___ DATASET ROWS ___
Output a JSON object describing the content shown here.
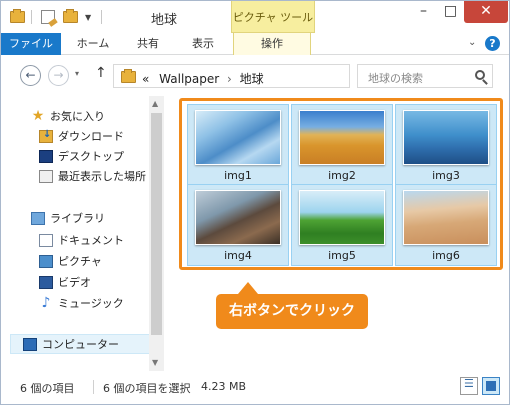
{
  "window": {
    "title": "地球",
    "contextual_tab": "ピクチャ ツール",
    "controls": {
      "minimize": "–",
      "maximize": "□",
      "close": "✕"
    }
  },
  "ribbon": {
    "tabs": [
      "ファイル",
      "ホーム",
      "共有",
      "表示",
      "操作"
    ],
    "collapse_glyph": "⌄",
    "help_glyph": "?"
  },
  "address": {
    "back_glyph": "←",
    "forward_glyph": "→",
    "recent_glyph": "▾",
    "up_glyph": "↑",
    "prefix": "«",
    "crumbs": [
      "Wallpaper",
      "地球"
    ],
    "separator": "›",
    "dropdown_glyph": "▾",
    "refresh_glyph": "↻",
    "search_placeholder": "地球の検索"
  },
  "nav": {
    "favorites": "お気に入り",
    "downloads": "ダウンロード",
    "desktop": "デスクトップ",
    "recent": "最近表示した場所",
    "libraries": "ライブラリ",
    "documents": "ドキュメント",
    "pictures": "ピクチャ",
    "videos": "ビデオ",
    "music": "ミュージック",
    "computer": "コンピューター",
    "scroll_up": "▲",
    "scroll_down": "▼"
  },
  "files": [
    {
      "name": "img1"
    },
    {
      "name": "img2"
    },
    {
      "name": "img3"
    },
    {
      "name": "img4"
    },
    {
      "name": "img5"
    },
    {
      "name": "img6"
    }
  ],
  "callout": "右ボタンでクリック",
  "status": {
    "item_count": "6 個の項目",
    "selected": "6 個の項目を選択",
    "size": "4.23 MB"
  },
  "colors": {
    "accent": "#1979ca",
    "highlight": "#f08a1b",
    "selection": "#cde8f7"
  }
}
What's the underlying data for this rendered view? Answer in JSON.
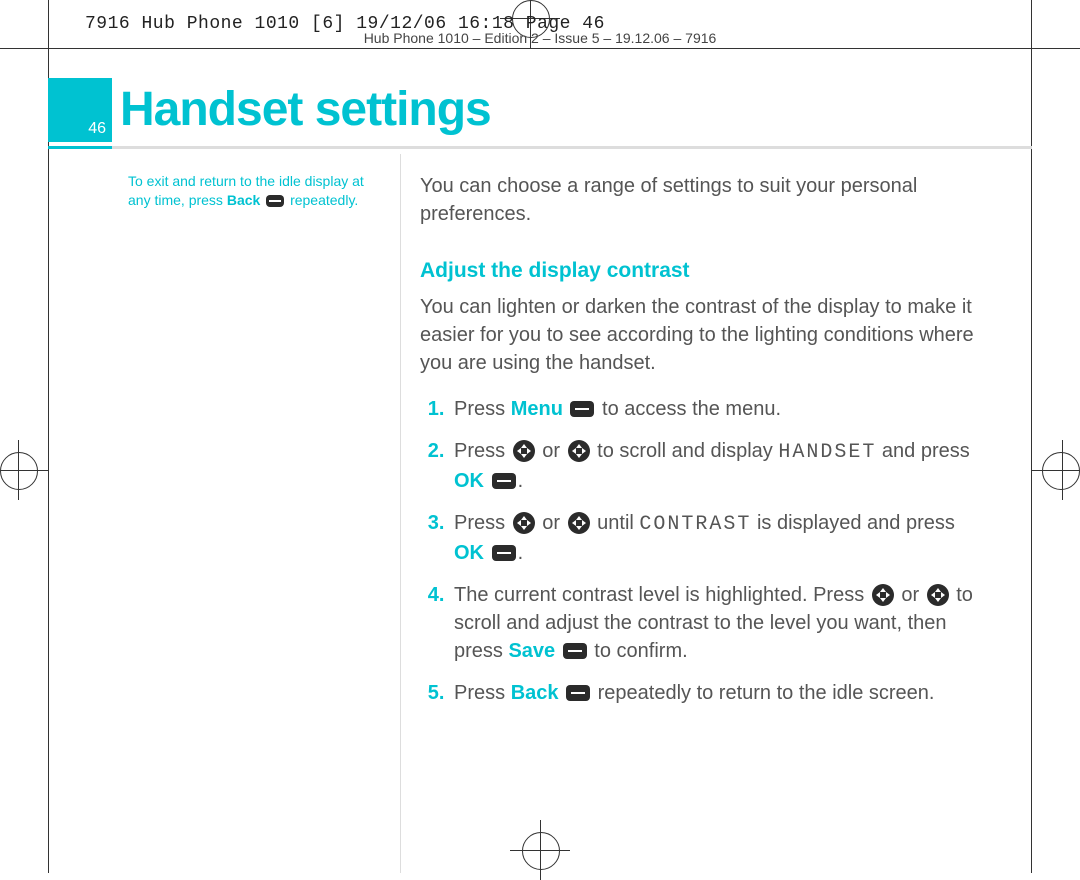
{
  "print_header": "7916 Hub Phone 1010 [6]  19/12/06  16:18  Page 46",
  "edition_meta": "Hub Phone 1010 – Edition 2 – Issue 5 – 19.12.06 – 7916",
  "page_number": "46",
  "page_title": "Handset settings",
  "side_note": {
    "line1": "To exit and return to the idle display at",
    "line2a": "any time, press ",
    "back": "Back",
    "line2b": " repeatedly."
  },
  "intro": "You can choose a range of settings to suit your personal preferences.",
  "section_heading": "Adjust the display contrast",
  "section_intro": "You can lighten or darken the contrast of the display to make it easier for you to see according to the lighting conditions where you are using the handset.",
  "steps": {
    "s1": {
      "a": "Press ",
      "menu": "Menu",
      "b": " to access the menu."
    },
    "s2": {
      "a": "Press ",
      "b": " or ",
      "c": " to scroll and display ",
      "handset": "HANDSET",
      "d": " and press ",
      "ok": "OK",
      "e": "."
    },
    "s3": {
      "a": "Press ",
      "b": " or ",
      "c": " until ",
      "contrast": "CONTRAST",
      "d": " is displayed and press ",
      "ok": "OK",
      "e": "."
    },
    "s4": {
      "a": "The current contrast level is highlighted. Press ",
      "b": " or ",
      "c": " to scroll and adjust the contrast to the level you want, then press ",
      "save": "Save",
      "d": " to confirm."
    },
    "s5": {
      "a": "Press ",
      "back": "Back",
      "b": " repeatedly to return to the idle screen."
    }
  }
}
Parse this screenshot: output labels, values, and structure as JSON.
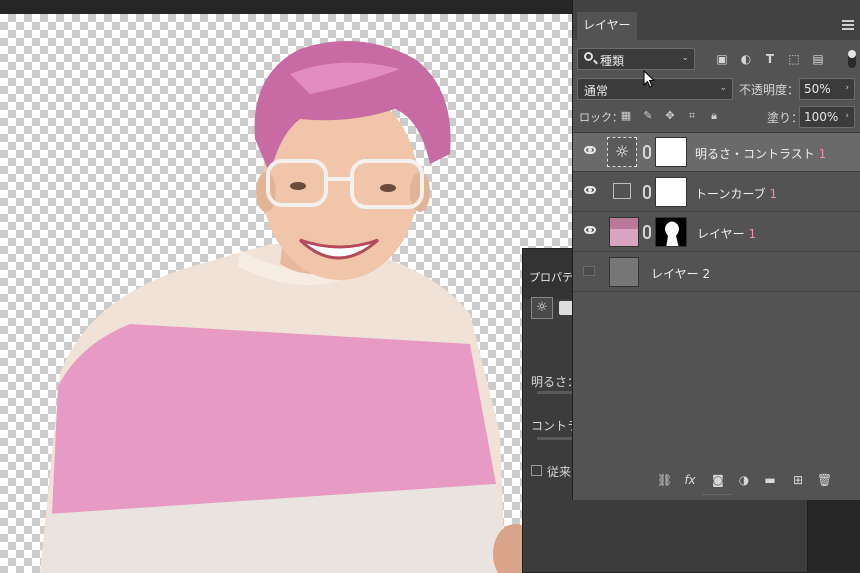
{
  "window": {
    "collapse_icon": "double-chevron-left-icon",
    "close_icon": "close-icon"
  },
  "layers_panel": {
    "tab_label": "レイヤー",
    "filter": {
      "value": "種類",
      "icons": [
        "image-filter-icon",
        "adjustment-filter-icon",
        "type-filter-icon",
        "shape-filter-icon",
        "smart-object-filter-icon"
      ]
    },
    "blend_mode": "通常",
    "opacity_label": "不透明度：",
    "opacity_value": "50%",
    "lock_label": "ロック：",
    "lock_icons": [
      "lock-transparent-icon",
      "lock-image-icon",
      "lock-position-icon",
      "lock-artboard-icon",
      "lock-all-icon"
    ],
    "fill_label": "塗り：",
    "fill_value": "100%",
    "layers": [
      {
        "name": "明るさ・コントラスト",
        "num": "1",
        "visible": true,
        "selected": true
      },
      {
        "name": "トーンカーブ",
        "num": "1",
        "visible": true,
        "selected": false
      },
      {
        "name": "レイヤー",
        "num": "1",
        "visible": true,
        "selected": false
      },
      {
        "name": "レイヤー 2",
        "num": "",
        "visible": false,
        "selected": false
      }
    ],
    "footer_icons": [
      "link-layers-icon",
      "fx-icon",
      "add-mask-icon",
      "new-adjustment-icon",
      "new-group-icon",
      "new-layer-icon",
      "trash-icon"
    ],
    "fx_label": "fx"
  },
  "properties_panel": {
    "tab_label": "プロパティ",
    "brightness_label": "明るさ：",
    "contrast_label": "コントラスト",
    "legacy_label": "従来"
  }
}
___
* _GIVEN TASK_: Reproduce the whole listing word for word, setting aside any pictures.

* _TASK ANSWER_:
Output a JSON object describing the content shown here.
{
  "window": {
    "title": "地球",
    "contextual_tab": "ピクチャ ツール",
    "controls": {
      "minimize": "–",
      "maximize": "□",
      "close": "✕"
    }
  },
  "ribbon": {
    "tabs": [
      "ファイル",
      "ホーム",
      "共有",
      "表示",
      "操作"
    ],
    "collapse_glyph": "⌄",
    "help_glyph": "?"
  },
  "address": {
    "back_glyph": "←",
    "forward_glyph": "→",
    "recent_glyph": "▾",
    "up_glyph": "↑",
    "prefix": "«",
    "crumbs": [
      "Wallpaper",
      "地球"
    ],
    "separator": "›",
    "dropdown_glyph": "▾",
    "refresh_glyph": "↻",
    "search_placeholder": "地球の検索"
  },
  "nav": {
    "favorites": "お気に入り",
    "downloads": "ダウンロード",
    "desktop": "デスクトップ",
    "recent": "最近表示した場所",
    "libraries": "ライブラリ",
    "documents": "ドキュメント",
    "pictures": "ピクチャ",
    "videos": "ビデオ",
    "music": "ミュージック",
    "computer": "コンピューター",
    "scroll_up": "▲",
    "scroll_down": "▼"
  },
  "files": [
    {
      "name": "img1"
    },
    {
      "name": "img2"
    },
    {
      "name": "img3"
    },
    {
      "name": "img4"
    },
    {
      "name": "img5"
    },
    {
      "name": "img6"
    }
  ],
  "callout": "右ボタンでクリック",
  "status": {
    "item_count": "6 個の項目",
    "selected": "6 個の項目を選択",
    "size": "4.23 MB"
  },
  "colors": {
    "accent": "#1979ca",
    "highlight": "#f08a1b",
    "selection": "#cde8f7"
  }
}
What's the underlying data for this rendered view? Answer in JSON.
{
  "print_header": "7916 Hub Phone 1010 [6]  19/12/06  16:18  Page 46",
  "edition_meta": "Hub Phone 1010 – Edition 2 – Issue 5 – 19.12.06 – 7916",
  "page_number": "46",
  "page_title": "Handset settings",
  "side_note": {
    "line1": "To exit and return to the idle display at",
    "line2a": "any time, press ",
    "back": "Back",
    "line2b": " repeatedly."
  },
  "intro": "You can choose a range of settings to suit your personal preferences.",
  "section_heading": "Adjust the display contrast",
  "section_intro": "You can lighten or darken the contrast of the display to make it easier for you to see according to the lighting conditions where you are using the handset.",
  "steps": {
    "s1": {
      "a": "Press ",
      "menu": "Menu",
      "b": " to access the menu."
    },
    "s2": {
      "a": "Press ",
      "b": " or ",
      "c": " to scroll and display ",
      "handset": "HANDSET",
      "d": " and press ",
      "ok": "OK",
      "e": "."
    },
    "s3": {
      "a": "Press ",
      "b": " or ",
      "c": " until ",
      "contrast": "CONTRAST",
      "d": " is displayed and press ",
      "ok": "OK",
      "e": "."
    },
    "s4": {
      "a": "The current contrast level is highlighted. Press ",
      "b": " or ",
      "c": " to scroll and adjust the contrast to the level you want, then press ",
      "save": "Save",
      "d": " to confirm."
    },
    "s5": {
      "a": "Press ",
      "back": "Back",
      "b": " repeatedly to return to the idle screen."
    }
  }
}
Parse this screenshot: output labels, values, and structure as JSON.
{
  "window": {
    "collapse_icon": "double-chevron-left-icon",
    "close_icon": "close-icon"
  },
  "layers_panel": {
    "tab_label": "レイヤー",
    "filter": {
      "value": "種類",
      "icons": [
        "image-filter-icon",
        "adjustment-filter-icon",
        "type-filter-icon",
        "shape-filter-icon",
        "smart-object-filter-icon"
      ]
    },
    "blend_mode": "通常",
    "opacity_label": "不透明度：",
    "opacity_value": "50%",
    "lock_label": "ロック：",
    "lock_icons": [
      "lock-transparent-icon",
      "lock-image-icon",
      "lock-position-icon",
      "lock-artboard-icon",
      "lock-all-icon"
    ],
    "fill_label": "塗り：",
    "fill_value": "100%",
    "layers": [
      {
        "name": "明るさ・コントラスト",
        "num": "1",
        "visible": true,
        "selected": true
      },
      {
        "name": "トーンカーブ",
        "num": "1",
        "visible": true,
        "selected": false
      },
      {
        "name": "レイヤー",
        "num": "1",
        "visible": true,
        "selected": false
      },
      {
        "name": "レイヤー 2",
        "num": "",
        "visible": false,
        "selected": false
      }
    ],
    "footer_icons": [
      "link-layers-icon",
      "fx-icon",
      "add-mask-icon",
      "new-adjustment-icon",
      "new-group-icon",
      "new-layer-icon",
      "trash-icon"
    ],
    "fx_label": "fx"
  },
  "properties_panel": {
    "tab_label": "プロパティ",
    "brightness_label": "明るさ：",
    "contrast_label": "コントラスト",
    "legacy_label": "従来"
  }
}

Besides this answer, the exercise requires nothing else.